» **WRITTEN PROBLEM**
Nothing may be dropped or altered: reproduce all the data.

## Begin

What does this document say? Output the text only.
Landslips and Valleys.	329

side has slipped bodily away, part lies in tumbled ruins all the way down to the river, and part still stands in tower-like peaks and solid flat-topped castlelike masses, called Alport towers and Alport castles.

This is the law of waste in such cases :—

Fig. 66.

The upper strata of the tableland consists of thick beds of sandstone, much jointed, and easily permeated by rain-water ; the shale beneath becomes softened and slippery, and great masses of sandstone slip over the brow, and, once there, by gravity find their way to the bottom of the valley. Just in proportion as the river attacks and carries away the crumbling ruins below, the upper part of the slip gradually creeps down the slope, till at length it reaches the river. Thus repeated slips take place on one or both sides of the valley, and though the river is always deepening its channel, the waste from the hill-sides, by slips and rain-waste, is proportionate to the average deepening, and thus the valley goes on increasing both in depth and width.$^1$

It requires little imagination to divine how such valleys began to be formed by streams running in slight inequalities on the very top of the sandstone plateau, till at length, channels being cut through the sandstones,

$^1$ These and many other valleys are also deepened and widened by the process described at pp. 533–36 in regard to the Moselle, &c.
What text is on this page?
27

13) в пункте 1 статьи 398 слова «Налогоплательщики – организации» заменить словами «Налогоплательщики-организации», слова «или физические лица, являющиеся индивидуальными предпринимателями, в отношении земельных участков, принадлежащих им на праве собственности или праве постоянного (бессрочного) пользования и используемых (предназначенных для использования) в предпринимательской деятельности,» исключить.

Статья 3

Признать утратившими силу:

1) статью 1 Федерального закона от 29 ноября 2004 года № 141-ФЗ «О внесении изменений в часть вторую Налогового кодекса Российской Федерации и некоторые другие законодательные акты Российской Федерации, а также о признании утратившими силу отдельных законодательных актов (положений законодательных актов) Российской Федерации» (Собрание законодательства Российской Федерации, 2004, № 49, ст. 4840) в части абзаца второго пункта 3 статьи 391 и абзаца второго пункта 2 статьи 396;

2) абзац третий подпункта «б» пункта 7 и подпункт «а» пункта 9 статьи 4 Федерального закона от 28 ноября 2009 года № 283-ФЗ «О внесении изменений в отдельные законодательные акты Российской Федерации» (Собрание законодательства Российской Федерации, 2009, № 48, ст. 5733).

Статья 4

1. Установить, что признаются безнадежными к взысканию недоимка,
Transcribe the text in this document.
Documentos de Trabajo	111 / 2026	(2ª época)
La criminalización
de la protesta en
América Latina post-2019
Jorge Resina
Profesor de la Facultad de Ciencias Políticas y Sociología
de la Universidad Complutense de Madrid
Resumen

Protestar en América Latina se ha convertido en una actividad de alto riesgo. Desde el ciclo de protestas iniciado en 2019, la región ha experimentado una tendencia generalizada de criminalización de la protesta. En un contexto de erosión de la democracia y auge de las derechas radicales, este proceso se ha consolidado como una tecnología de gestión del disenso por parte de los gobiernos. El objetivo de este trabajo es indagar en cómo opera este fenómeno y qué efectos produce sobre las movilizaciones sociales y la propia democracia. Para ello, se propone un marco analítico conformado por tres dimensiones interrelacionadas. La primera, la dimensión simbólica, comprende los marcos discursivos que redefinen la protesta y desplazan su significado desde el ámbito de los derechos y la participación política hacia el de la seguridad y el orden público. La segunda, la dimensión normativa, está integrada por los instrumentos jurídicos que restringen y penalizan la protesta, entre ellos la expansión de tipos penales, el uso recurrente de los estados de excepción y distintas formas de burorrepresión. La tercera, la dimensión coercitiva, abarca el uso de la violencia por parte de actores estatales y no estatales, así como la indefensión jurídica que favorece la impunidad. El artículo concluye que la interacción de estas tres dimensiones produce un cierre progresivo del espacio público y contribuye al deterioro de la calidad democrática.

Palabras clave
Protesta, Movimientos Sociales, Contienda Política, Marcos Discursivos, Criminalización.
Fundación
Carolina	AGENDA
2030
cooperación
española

## End

» **EXERCISE RESULT**
What does this document say? Output the text only.
Landslips and Valleys.	329

side has slipped bodily away, part lies in tumbled ruins all the way down to the river, and part still stands in tower-like peaks and solid flat-topped castlelike masses, called Alport towers and Alport castles.

This is the law of waste in such cases :—

Fig. 66.

The upper strata of the tableland consists of thick beds of sandstone, much jointed, and easily permeated by rain-water ; the shale beneath becomes softened and slippery, and great masses of sandstone slip over the brow, and, once there, by gravity find their way to the bottom of the valley. Just in proportion as the river attacks and carries away the crumbling ruins below, the upper part of the slip gradually creeps down the slope, till at length it reaches the river. Thus repeated slips take place on one or both sides of the valley, and though the river is always deepening its channel, the waste from the hill-sides, by slips and rain-waste, is proportionate to the average deepening, and thus the valley goes on increasing both in depth and width.$^1$

It requires little imagination to divine how such valleys began to be formed by streams running in slight inequalities on the very top of the sandstone plateau, till at length, channels being cut through the sandstones,

$^1$ These and many other valleys are also deepened and widened by the process described at pp. 533–36 in regard to the Moselle, &c.
What text is on this page?
27

13) в пункте 1 статьи 398 слова «Налогоплательщики – организации» заменить словами «Налогоплательщики-организации», слова «или физические лица, являющиеся индивидуальными предпринимателями, в отношении земельных участков, принадлежащих им на праве собственности или праве постоянного (бессрочного) пользования и используемых (предназначенных для использования) в предпринимательской деятельности,» исключить.

Статья 3

Признать утратившими силу:

1) статью 1 Федерального закона от 29 ноября 2004 года № 141-ФЗ «О внесении изменений в часть вторую Налогового кодекса Российской Федерации и некоторые другие законодательные акты Российской Федерации, а также о признании утратившими силу отдельных законодательных актов (положений законодательных актов) Российской Федерации» (Собрание законодательства Российской Федерации, 2004, № 49, ст. 4840) в части абзаца второго пункта 3 статьи 391 и абзаца второго пункта 2 статьи 396;

2) абзац третий подпункта «б» пункта 7 и подпункт «а» пункта 9 статьи 4 Федерального закона от 28 ноября 2009 года № 283-ФЗ «О внесении изменений в отдельные законодательные акты Российской Федерации» (Собрание законодательства Российской Федерации, 2009, № 48, ст. 5733).

Статья 4

1. Установить, что признаются безнадежными к взысканию недоимка,
Transcribe the text in this document.
Documentos de Trabajo	111 / 2026	(2ª época)
La criminalización
de la protesta en
América Latina post-2019
Jorge Resina
Profesor de la Facultad de Ciencias Políticas y Sociología
de la Universidad Complutense de Madrid
Resumen

Protestar en América Latina se ha convertido en una actividad de alto riesgo. Desde el ciclo de protestas iniciado en 2019, la región ha experimentado una tendencia generalizada de criminalización de la protesta. En un contexto de erosión de la democracia y auge de las derechas radicales, este proceso se ha consolidado como una tecnología de gestión del disenso por parte de los gobiernos. El objetivo de este trabajo es indagar en cómo opera este fenómeno y qué efectos produce sobre las movilizaciones sociales y la propia democracia. Para ello, se propone un marco analítico conformado por tres dimensiones interrelacionadas. La primera, la dimensión simbólica, comprende los marcos discursivos que redefinen la protesta y desplazan su significado desde el ámbito de los derechos y la participación política hacia el de la seguridad y el orden público. La segunda, la dimensión normativa, está integrada por los instrumentos jurídicos que restringen y penalizan la protesta, entre ellos la expansión de tipos penales, el uso recurrente de los estados de excepción y distintas formas de burorrepresión. La tercera, la dimensión coercitiva, abarca el uso de la violencia por parte de actores estatales y no estatales, así como la indefensión jurídica que favorece la impunidad. El artículo concluye que la interacción de estas tres dimensiones produce un cierre progresivo del espacio público y contribuye al deterioro de la calidad democrática.

Palabras clave
Protesta, Movimientos Sociales, Contienda Política, Marcos Discursivos, Criminalización.
Fundación
Carolina	AGENDA
2030
cooperación
española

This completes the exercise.